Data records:
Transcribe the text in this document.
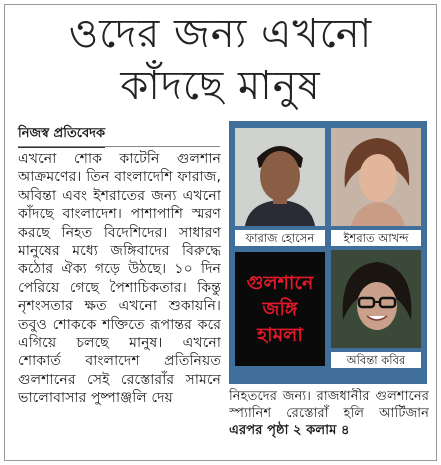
ওদের জন্য এখনো
কাঁদছে মানুষ
নিজস্ব প্রতিবেদক
এখনো শোক কাটেনি গুলশান আক্রমণের। তিন বাংলাদেশি ফারাজ, অবিন্তা এবং ইশরাতের জন্য এখনো কাঁদছে বাংলাদেশ। পাশাপাশি স্মরণ করছে নিহত বিদেশিদের। সাধারণ মানুষের মধ্যে জঙ্গিবাদের বিরুদ্ধে কঠোর ঐক্য গড়ে উঠছে। ১০ দিন পেরিয়ে গেছে পৈশাচিকতার। কিন্তু নৃশংসতার ক্ষত এখনো শুকায়নি। তবুও শোককে শক্তিতে রূপান্তর করে এগিয়ে চলছে মানুষ। এখনো শোকার্ত বাংলাদেশ প্রতিনিয়ত গুলশানের সেই রেস্তোরাঁর সামনে ভালোবাসার পুষ্পাঞ্জলি দেয়
ফারাজ হোসেন	ইশরাত আখন্দ
অবিন্তা কবির
গুলশানে
জঙ্গি
হামলা
নিহতদের জন্য। রাজধানীর গুলশানের স্প্যানিশ রেস্তোরাঁ হলি আর্টিজান এরপর পৃষ্ঠা ২ কলাম ৪
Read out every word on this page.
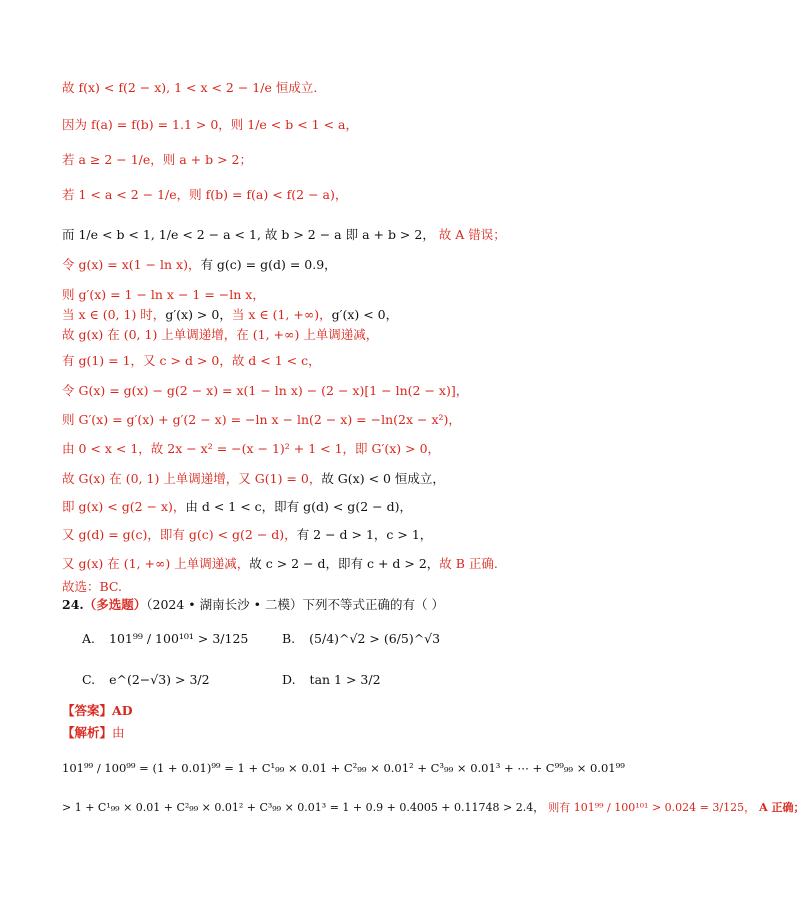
故 f(x) < f(2 − x), 1 < x < 2 − 1/e 恒成立.
因为 f(a) = f(b) = 1.1 > 0，则 1/e < b < 1 < a，
若 a ≥ 2 − 1/e，则 a + b > 2；
若 1 < a < 2 − 1/e，则 f(b) = f(a) < f(2 − a)，
而 1/e < b < 1, 1/e < 2 − a < 1, 故 b > 2 − a 即 a + b > 2， 故 A 错误；
令 g(x) = x(1 − ln x)，有 g(c) = g(d) = 0.9，
则 g′(x) = 1 − ln x − 1 = −ln x，
当 x ∈ (0, 1) 时，g′(x) > 0，当 x ∈ (1, +∞)，g′(x) < 0，
故 g(x) 在 (0, 1) 上单调递增，在 (1, +∞) 上单调递减，
有 g(1) = 1，又 c > d > 0，故 d < 1 < c，
令 G(x) = g(x) − g(2 − x) = x(1 − ln x) − (2 − x)[1 − ln(2 − x)]，
则 G′(x) = g′(x) + g′(2 − x) = −ln x − ln(2 − x) = −ln(2x − x²)，
由 0 < x < 1，故 2x − x² = −(x − 1)² + 1 < 1，即 G′(x) > 0，
故 G(x) 在 (0, 1) 上单调递增，又 G(1) = 0，故 G(x) < 0 恒成立，
即 g(x) < g(2 − x)，由 d < 1 < c，即有 g(d) < g(2 − d)，
又 g(d) = g(c)，即有 g(c) < g(2 − d)，有 2 − d > 1，c > 1，
又 g(x) 在 (1, +∞) 上单调递减，故 c > 2 − d，即有 c + d > 2，故 B 正确.
故选：BC.
24.（多选题）（2024 • 湖南长沙 • 二模）下列不等式正确的有（ ）
A. 101⁹⁹ / 100¹⁰¹ > 3/125	B. (5/4)^√2 > (6/5)^√3
C. e^(2−√3) > 3/2	D. tan 1 > 3/2
【答案】AD
【解析】由
101⁹⁹ / 100⁹⁹ = (1 + 0.01)⁹⁹ = 1 + C¹₉₉ × 0.01 + C²₉₉ × 0.01² + C³₉₉ × 0.01³ + ⋯ + C⁹⁹₉₉ × 0.01⁹⁹
> 1 + C¹₉₉ × 0.01 + C²₉₉ × 0.01² + C³₉₉ × 0.01³ = 1 + 0.9 + 0.4005 + 0.11748 > 2.4， 则有 101⁹⁹ / 100¹⁰¹ > 0.024 = 3/125， A 正确；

### Goal
Repeat the full listing above exactly, with no pictures in the copy.

### Result of the exercise
Transcribe the text in this document.
ওদের জন্য এখনো
কাঁদছে মানুষ
নিজস্ব প্রতিবেদক
এখনো শোক কাটেনি গুলশান আক্রমণের। তিন বাংলাদেশি ফারাজ, অবিন্তা এবং ইশরাতের জন্য এখনো কাঁদছে বাংলাদেশ। পাশাপাশি স্মরণ করছে নিহত বিদেশিদের। সাধারণ মানুষের মধ্যে জঙ্গিবাদের বিরুদ্ধে কঠোর ঐক্য গড়ে উঠছে। ১০ দিন পেরিয়ে গেছে পৈশাচিকতার। কিন্তু নৃশংসতার ক্ষত এখনো শুকায়নি। তবুও শোককে শক্তিতে রূপান্তর করে এগিয়ে চলছে মানুষ। এখনো শোকার্ত বাংলাদেশ প্রতিনিয়ত গুলশানের সেই রেস্তোরাঁর সামনে ভালোবাসার পুষ্পাঞ্জলি দেয়
ফারাজ হোসেন	ইশরাত আখন্দ
অবিন্তা কবির
গুলশানে
জঙ্গি
হামলা
নিহতদের জন্য। রাজধানীর গুলশানের স্প্যানিশ রেস্তোরাঁ হলি আর্টিজান এরপর পৃষ্ঠা ২ কলাম ৪
Read out every word on this page.
故 f(x) < f(2 − x), 1 < x < 2 − 1/e 恒成立.
因为 f(a) = f(b) = 1.1 > 0，则 1/e < b < 1 < a，
若 a ≥ 2 − 1/e，则 a + b > 2；
若 1 < a < 2 − 1/e，则 f(b) = f(a) < f(2 − a)，
而 1/e < b < 1, 1/e < 2 − a < 1, 故 b > 2 − a 即 a + b > 2， 故 A 错误；
令 g(x) = x(1 − ln x)，有 g(c) = g(d) = 0.9，
则 g′(x) = 1 − ln x − 1 = −ln x，
当 x ∈ (0, 1) 时，g′(x) > 0，当 x ∈ (1, +∞)，g′(x) < 0，
故 g(x) 在 (0, 1) 上单调递增，在 (1, +∞) 上单调递减，
有 g(1) = 1，又 c > d > 0，故 d < 1 < c，
令 G(x) = g(x) − g(2 − x) = x(1 − ln x) − (2 − x)[1 − ln(2 − x)]，
则 G′(x) = g′(x) + g′(2 − x) = −ln x − ln(2 − x) = −ln(2x − x²)，
由 0 < x < 1，故 2x − x² = −(x − 1)² + 1 < 1，即 G′(x) > 0，
故 G(x) 在 (0, 1) 上单调递增，又 G(1) = 0，故 G(x) < 0 恒成立，
即 g(x) < g(2 − x)，由 d < 1 < c，即有 g(d) < g(2 − d)，
又 g(d) = g(c)，即有 g(c) < g(2 − d)，有 2 − d > 1，c > 1，
又 g(x) 在 (1, +∞) 上单调递减，故 c > 2 − d，即有 c + d > 2，故 B 正确.
故选：BC.
24.（多选题）（2024 • 湖南长沙 • 二模）下列不等式正确的有（ ）
A. 101⁹⁹ / 100¹⁰¹ > 3/125	B. (5/4)^√2 > (6/5)^√3
C. e^(2−√3) > 3/2	D. tan 1 > 3/2
【答案】AD
【解析】由
101⁹⁹ / 100⁹⁹ = (1 + 0.01)⁹⁹ = 1 + C¹₉₉ × 0.01 + C²₉₉ × 0.01² + C³₉₉ × 0.01³ + ⋯ + C⁹⁹₉₉ × 0.01⁹⁹
> 1 + C¹₉₉ × 0.01 + C²₉₉ × 0.01² + C³₉₉ × 0.01³ = 1 + 0.9 + 0.4005 + 0.11748 > 2.4， 则有 101⁹⁹ / 100¹⁰¹ > 0.024 = 3/125， A 正确；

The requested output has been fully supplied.